## Task directions
Begin the copy at the line containing "Extract all readable text from this page." and end it at the final line of the material below, reproducing each line exactly, without images.
━━━━━ Rows ━━━━━
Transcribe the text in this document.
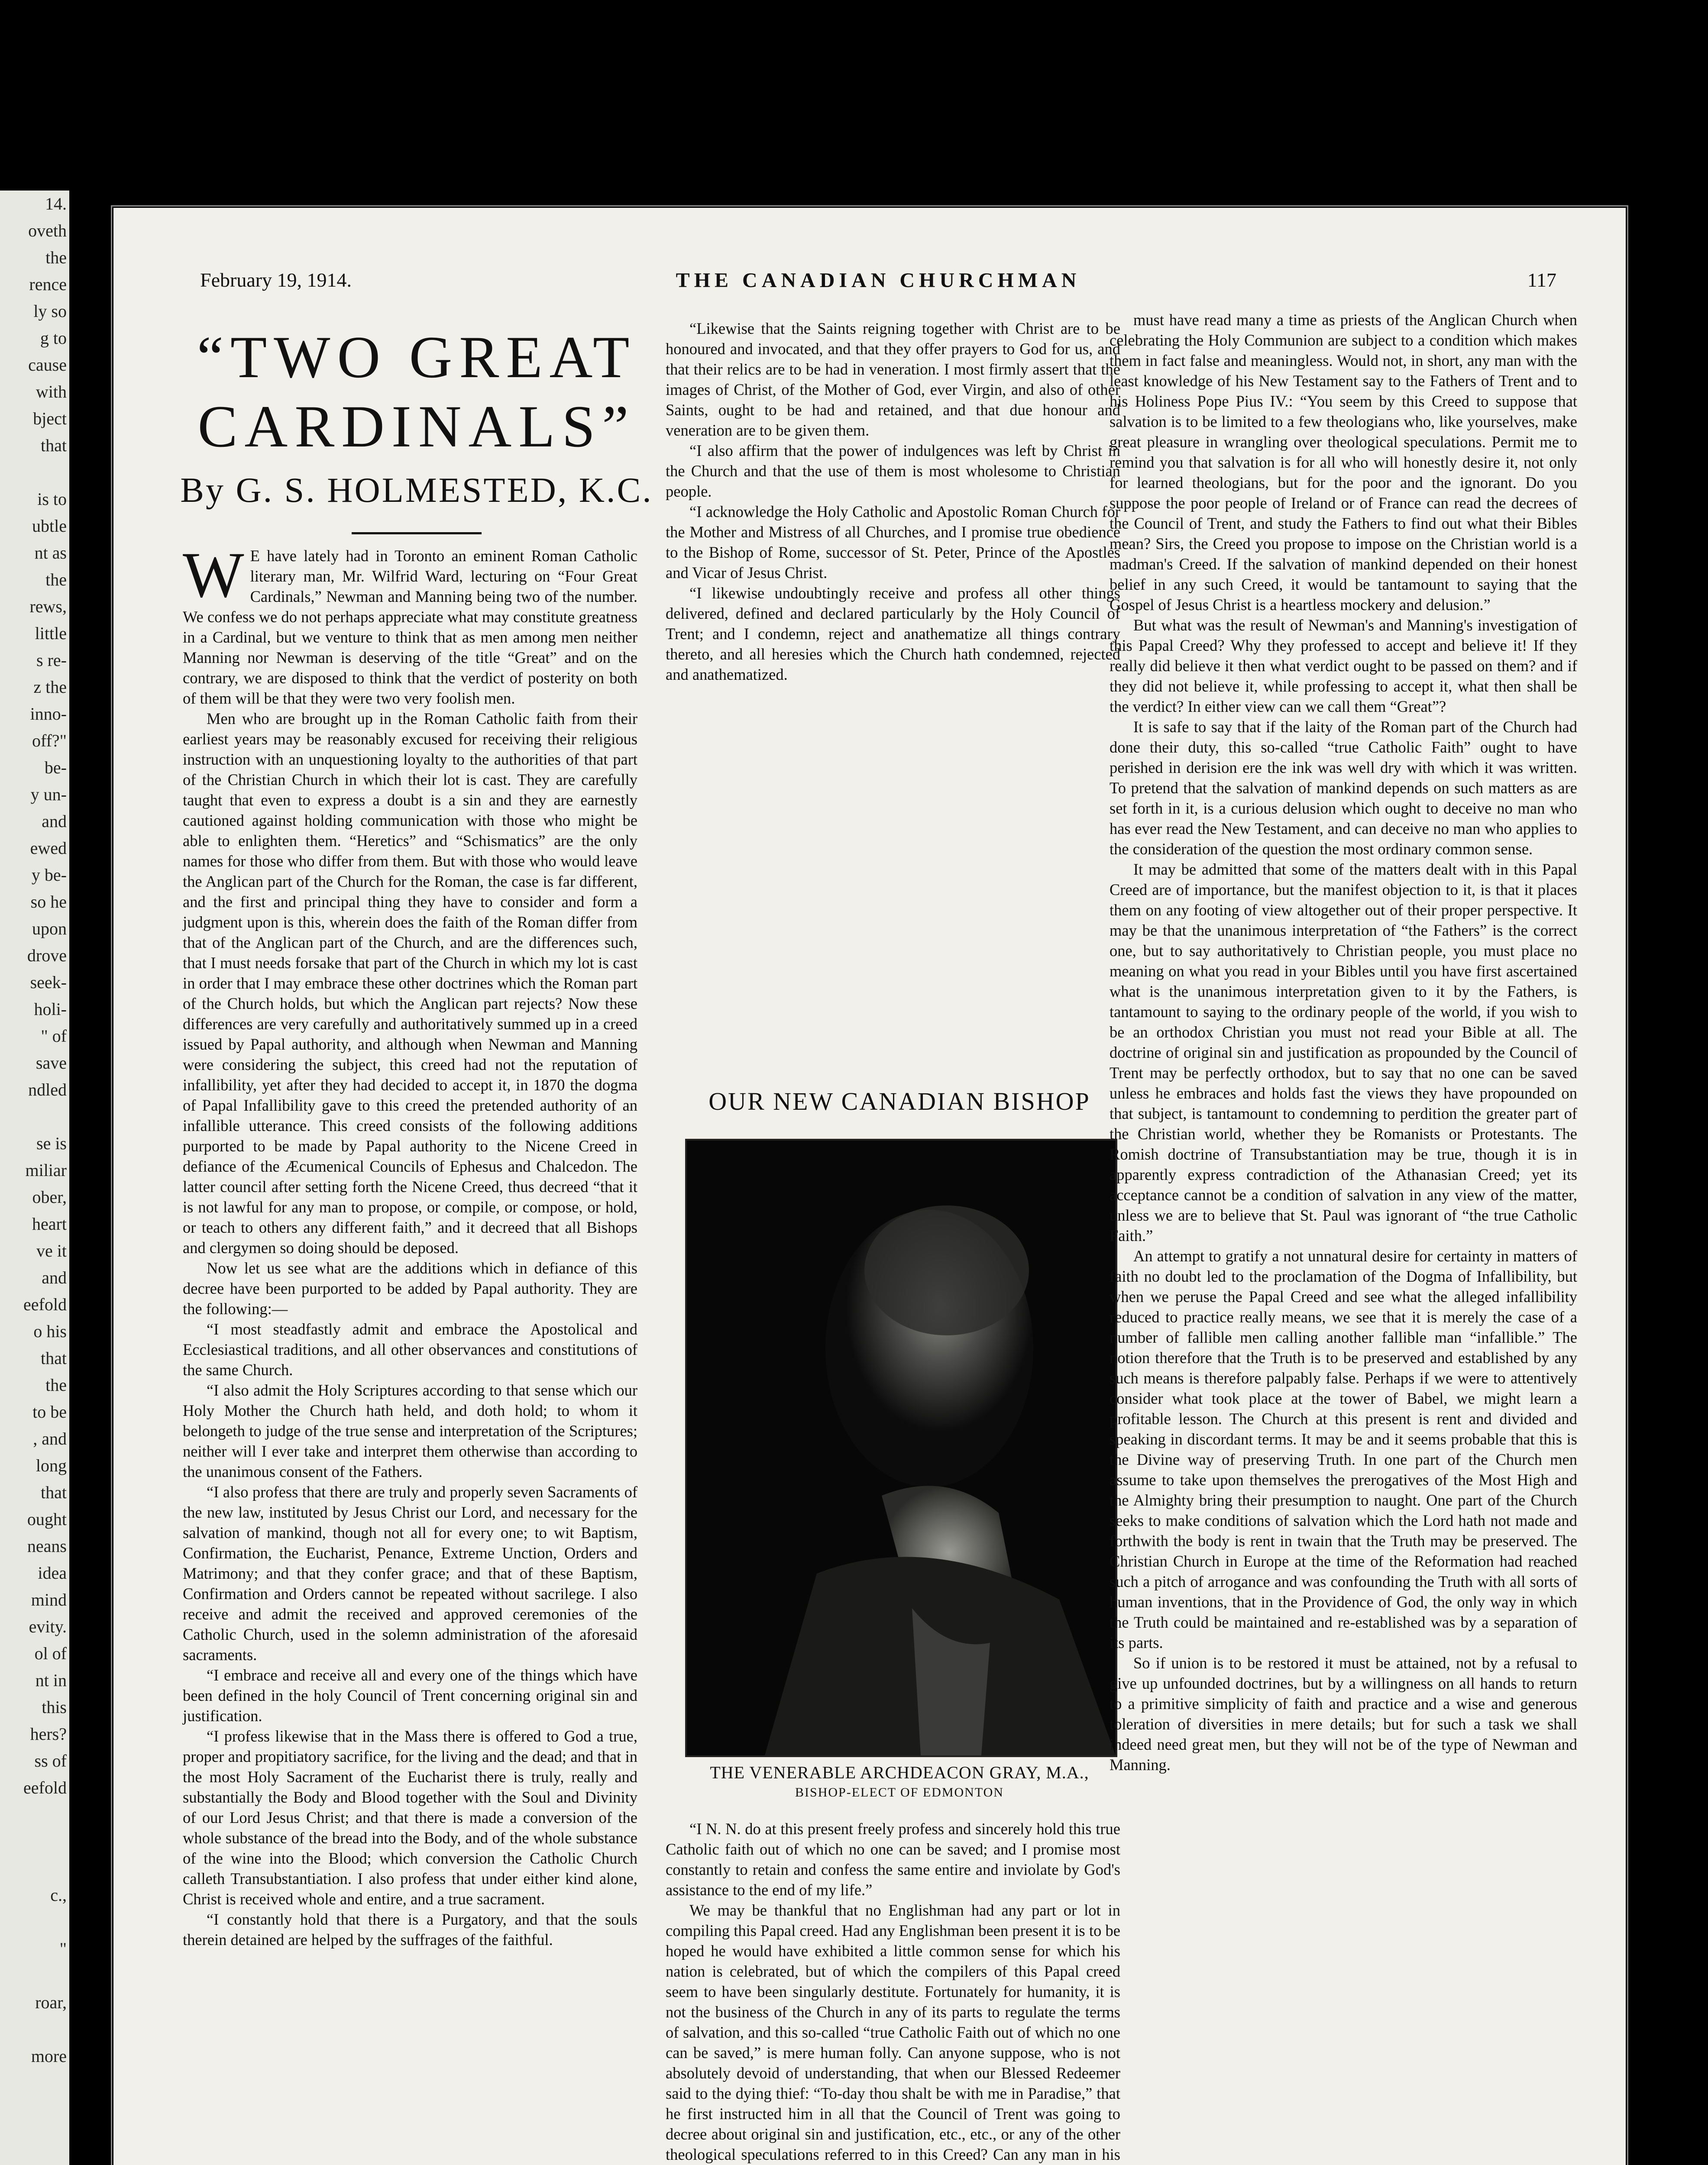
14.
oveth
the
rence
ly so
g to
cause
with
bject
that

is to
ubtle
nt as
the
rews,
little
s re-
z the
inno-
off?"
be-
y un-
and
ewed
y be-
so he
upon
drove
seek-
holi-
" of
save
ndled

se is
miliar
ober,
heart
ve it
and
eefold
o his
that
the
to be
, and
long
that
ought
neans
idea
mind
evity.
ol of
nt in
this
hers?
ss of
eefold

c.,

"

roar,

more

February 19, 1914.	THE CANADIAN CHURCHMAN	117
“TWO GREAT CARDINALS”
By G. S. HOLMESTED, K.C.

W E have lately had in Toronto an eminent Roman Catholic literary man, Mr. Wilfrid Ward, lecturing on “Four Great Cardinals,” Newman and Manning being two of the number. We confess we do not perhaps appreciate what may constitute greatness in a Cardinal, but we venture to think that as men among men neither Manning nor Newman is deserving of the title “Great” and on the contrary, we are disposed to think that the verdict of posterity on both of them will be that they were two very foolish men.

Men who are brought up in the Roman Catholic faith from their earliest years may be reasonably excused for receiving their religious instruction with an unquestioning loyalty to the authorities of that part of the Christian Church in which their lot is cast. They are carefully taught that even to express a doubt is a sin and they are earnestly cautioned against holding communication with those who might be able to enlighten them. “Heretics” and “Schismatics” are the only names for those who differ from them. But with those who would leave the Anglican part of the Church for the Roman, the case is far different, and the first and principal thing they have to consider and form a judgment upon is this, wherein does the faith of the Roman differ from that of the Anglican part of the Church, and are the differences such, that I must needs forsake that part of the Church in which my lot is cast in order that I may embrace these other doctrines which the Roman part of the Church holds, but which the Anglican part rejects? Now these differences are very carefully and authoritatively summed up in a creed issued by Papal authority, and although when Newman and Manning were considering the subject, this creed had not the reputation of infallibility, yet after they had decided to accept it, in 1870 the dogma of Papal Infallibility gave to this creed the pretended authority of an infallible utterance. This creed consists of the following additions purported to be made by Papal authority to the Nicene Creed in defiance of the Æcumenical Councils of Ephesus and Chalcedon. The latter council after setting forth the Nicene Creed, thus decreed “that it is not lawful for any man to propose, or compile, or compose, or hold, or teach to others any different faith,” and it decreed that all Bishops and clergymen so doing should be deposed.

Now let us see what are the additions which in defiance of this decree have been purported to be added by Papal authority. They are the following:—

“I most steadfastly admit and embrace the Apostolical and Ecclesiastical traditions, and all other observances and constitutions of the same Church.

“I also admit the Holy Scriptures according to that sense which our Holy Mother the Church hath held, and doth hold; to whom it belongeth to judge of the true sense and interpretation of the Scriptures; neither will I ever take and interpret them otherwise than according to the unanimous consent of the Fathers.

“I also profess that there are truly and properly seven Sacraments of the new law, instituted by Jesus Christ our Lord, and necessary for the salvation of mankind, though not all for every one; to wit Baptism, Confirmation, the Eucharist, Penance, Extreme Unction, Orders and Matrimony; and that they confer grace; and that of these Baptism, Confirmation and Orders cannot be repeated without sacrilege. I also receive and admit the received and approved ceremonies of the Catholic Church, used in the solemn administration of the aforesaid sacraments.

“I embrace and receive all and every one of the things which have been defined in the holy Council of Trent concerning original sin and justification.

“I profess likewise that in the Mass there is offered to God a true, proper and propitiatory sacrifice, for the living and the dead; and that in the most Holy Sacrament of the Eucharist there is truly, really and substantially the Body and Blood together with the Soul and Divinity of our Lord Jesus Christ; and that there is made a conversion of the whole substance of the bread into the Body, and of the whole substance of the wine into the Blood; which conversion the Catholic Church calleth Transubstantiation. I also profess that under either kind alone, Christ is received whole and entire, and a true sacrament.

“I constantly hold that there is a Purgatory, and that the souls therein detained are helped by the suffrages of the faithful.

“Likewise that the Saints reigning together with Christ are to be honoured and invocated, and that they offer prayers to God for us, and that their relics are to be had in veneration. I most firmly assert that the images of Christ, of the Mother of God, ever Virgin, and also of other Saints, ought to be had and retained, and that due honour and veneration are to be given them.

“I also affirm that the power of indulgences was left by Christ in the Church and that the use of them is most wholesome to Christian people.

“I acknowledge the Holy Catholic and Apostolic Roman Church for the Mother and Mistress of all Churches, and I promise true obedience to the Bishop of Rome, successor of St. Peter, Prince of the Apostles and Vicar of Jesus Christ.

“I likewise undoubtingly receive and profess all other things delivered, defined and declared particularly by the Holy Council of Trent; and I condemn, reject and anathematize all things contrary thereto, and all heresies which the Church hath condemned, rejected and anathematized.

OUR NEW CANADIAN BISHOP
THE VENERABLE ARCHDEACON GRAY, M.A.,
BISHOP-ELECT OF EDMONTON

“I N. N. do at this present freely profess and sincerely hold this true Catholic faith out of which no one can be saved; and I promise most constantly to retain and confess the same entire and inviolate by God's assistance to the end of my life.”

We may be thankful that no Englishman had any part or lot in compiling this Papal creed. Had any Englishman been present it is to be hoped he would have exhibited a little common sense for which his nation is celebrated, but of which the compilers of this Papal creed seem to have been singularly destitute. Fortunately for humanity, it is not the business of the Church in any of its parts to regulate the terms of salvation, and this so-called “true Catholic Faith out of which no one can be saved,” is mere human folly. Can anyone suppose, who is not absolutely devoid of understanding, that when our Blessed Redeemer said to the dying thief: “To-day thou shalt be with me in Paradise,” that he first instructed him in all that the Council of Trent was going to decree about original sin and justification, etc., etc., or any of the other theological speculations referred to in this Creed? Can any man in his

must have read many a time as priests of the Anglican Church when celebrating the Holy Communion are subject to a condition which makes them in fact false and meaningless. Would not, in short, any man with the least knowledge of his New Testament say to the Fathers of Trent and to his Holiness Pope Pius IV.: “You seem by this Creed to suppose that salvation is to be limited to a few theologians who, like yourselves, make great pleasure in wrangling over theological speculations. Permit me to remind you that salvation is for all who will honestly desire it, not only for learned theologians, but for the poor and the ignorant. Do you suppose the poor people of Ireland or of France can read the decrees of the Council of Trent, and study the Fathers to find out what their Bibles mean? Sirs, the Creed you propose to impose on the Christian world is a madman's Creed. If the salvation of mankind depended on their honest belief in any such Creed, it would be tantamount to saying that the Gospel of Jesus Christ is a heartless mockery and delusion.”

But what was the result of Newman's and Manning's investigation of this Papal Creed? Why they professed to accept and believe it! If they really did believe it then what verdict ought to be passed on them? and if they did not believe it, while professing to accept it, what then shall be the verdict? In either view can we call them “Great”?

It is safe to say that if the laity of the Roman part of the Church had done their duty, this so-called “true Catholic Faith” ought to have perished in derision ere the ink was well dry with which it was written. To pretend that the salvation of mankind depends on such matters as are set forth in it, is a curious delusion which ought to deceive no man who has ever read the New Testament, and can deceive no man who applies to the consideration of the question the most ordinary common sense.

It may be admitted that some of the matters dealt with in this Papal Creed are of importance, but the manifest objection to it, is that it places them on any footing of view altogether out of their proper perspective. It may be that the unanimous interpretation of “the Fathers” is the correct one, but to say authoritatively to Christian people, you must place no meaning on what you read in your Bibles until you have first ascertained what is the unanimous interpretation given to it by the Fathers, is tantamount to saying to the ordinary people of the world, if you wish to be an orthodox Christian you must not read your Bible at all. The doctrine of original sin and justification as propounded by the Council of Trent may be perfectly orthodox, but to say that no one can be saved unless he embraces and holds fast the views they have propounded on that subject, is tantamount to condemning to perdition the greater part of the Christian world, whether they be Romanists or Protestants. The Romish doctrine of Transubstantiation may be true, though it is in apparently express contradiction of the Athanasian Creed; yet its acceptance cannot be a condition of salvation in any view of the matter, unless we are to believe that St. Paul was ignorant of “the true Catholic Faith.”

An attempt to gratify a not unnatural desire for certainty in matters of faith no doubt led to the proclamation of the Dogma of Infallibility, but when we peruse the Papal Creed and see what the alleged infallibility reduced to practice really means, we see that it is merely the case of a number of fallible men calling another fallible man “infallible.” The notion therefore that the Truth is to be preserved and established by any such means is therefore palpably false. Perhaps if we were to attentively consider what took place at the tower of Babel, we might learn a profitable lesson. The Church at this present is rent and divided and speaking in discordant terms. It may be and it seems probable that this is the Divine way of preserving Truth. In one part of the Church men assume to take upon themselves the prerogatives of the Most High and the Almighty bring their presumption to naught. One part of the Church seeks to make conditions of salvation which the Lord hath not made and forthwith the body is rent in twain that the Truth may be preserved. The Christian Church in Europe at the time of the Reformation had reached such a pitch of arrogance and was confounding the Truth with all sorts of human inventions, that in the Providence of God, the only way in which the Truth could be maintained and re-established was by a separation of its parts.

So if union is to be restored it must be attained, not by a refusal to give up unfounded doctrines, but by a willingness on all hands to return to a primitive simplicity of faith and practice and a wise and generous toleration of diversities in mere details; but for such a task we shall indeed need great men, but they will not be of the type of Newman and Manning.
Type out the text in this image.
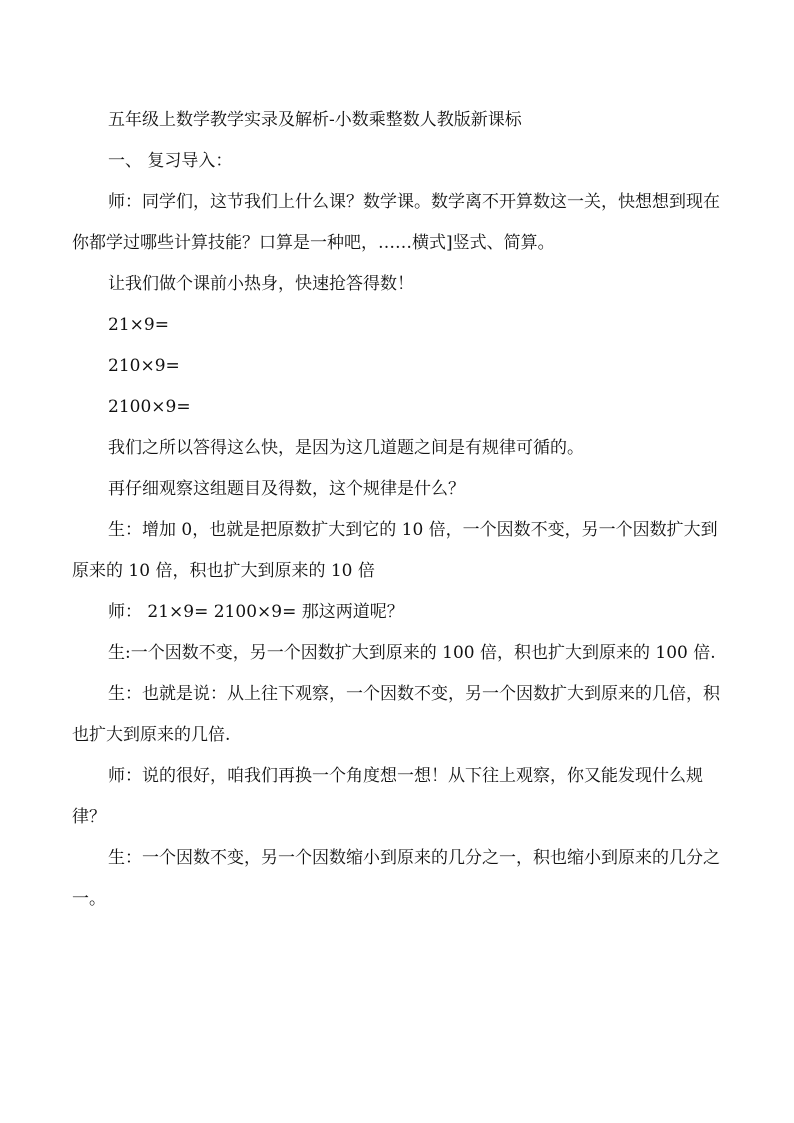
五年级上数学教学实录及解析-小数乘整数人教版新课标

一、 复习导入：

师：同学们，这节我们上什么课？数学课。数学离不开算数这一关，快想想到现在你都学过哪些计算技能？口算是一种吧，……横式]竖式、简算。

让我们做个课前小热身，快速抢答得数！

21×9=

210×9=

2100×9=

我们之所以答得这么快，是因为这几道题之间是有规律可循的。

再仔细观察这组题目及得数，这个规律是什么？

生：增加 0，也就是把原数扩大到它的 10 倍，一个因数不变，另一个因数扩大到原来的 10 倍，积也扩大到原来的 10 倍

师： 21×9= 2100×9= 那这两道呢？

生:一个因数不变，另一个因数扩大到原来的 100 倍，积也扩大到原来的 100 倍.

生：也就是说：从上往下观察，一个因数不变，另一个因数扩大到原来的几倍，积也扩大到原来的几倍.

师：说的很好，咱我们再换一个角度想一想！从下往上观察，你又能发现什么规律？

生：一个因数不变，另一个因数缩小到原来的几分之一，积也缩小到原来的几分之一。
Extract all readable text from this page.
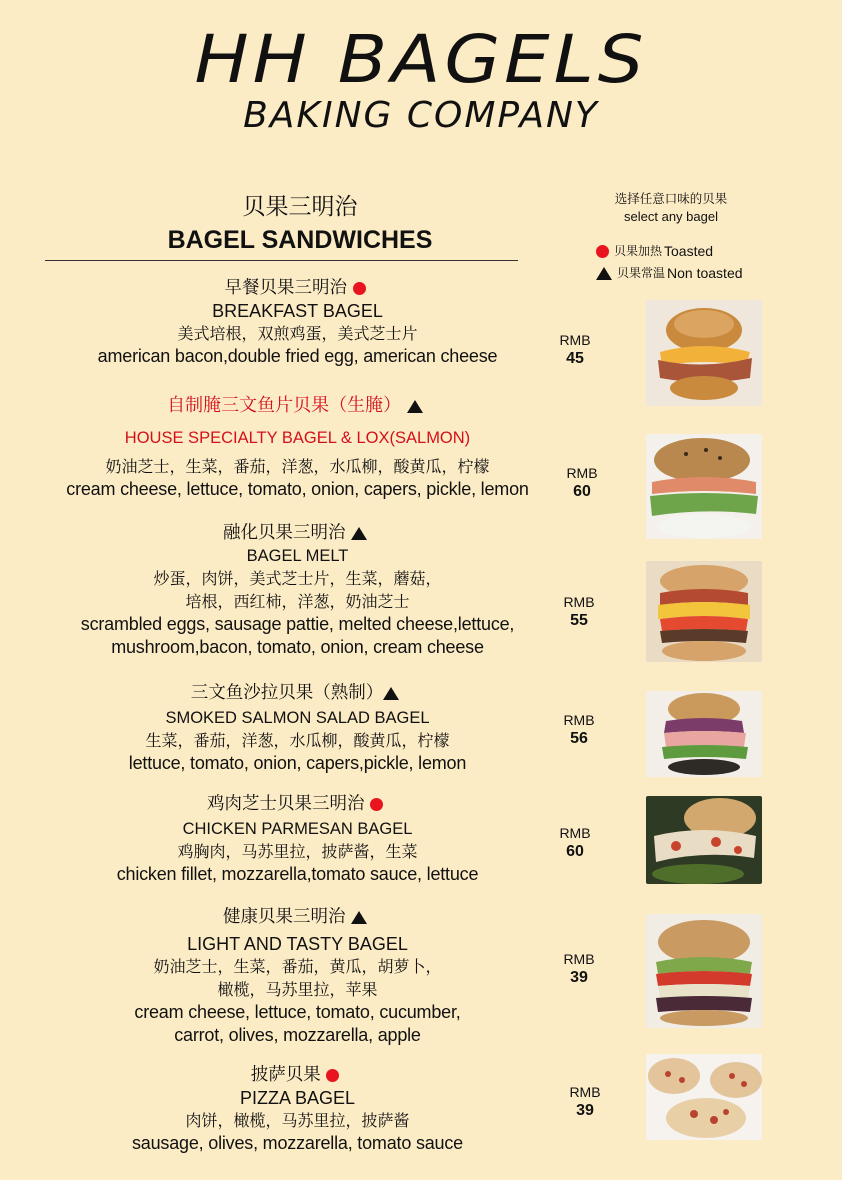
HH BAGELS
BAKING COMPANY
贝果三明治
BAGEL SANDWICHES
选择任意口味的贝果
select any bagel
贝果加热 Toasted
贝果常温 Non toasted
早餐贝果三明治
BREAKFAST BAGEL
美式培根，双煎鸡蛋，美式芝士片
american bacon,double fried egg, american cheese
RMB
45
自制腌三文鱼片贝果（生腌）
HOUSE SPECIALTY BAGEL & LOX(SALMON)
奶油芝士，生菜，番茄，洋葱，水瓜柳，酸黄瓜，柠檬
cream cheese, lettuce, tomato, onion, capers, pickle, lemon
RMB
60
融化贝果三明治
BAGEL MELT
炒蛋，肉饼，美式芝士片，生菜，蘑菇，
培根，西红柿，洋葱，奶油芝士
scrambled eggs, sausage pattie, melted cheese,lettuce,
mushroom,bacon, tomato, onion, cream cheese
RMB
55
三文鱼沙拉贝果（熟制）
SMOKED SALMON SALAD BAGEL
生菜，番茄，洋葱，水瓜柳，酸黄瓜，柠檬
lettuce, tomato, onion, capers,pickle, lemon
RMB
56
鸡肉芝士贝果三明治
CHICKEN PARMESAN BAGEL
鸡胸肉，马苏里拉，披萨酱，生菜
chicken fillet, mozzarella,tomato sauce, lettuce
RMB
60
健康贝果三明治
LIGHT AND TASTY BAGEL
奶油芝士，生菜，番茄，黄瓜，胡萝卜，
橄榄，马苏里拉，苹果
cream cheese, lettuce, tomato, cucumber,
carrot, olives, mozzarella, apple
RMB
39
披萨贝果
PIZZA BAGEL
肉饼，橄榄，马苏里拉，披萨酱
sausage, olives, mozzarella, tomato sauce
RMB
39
━━━━━
## Answer in full
Extract all readable text from this page.
HH BAGELS
BAKING COMPANY
贝果三明治
BAGEL SANDWICHES
选择任意口味的贝果
select any bagel
贝果加热 Toasted
贝果常温 Non toasted
早餐贝果三明治
BREAKFAST BAGEL
美式培根，双煎鸡蛋，美式芝士片
american bacon,double fried egg, american cheese
RMB
45
自制腌三文鱼片贝果（生腌）
HOUSE SPECIALTY BAGEL & LOX(SALMON)
奶油芝士，生菜，番茄，洋葱，水瓜柳，酸黄瓜，柠檬
cream cheese, lettuce, tomato, onion, capers, pickle, lemon
RMB
60
融化贝果三明治
BAGEL MELT
炒蛋，肉饼，美式芝士片，生菜，蘑菇，
培根，西红柿，洋葱，奶油芝士
scrambled eggs, sausage pattie, melted cheese,lettuce,
mushroom,bacon, tomato, onion, cream cheese
RMB
55
三文鱼沙拉贝果（熟制）
SMOKED SALMON SALAD BAGEL
生菜，番茄，洋葱，水瓜柳，酸黄瓜，柠檬
lettuce, tomato, onion, capers,pickle, lemon
RMB
56
鸡肉芝士贝果三明治
CHICKEN PARMESAN BAGEL
鸡胸肉，马苏里拉，披萨酱，生菜
chicken fillet, mozzarella,tomato sauce, lettuce
RMB
60
健康贝果三明治
LIGHT AND TASTY BAGEL
奶油芝士，生菜，番茄，黄瓜，胡萝卜，
橄榄，马苏里拉，苹果
cream cheese, lettuce, tomato, cucumber,
carrot, olives, mozzarella, apple
RMB
39
披萨贝果
PIZZA BAGEL
肉饼，橄榄，马苏里拉，披萨酱
sausage, olives, mozzarella, tomato sauce
RMB
39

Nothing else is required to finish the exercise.